__Entries shown__:
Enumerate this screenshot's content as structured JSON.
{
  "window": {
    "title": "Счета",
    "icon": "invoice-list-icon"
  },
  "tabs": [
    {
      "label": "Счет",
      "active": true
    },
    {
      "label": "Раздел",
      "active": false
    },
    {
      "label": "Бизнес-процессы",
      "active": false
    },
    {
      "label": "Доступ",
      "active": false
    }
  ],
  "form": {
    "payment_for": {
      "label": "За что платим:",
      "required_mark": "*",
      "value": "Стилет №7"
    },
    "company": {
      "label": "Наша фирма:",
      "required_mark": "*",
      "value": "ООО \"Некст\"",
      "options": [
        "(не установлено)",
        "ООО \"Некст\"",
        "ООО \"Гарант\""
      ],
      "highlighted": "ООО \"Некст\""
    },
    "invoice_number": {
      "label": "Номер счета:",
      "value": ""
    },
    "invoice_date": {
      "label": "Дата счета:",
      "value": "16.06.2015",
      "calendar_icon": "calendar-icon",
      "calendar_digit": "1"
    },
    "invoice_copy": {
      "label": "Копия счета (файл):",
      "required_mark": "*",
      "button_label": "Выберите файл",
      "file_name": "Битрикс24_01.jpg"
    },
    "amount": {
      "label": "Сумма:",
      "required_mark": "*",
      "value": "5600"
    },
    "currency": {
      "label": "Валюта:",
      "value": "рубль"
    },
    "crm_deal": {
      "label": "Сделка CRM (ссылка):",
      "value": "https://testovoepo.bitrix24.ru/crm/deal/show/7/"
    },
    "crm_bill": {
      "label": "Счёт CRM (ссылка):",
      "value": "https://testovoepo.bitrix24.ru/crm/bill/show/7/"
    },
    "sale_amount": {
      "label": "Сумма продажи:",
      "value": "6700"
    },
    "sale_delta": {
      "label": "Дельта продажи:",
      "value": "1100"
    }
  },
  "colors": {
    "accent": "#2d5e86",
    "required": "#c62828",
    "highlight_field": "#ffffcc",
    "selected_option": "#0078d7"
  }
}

__What to do__: Of all the lines above, how many contain "продажи"? Give the number and nothing more.

__Task solution__: 2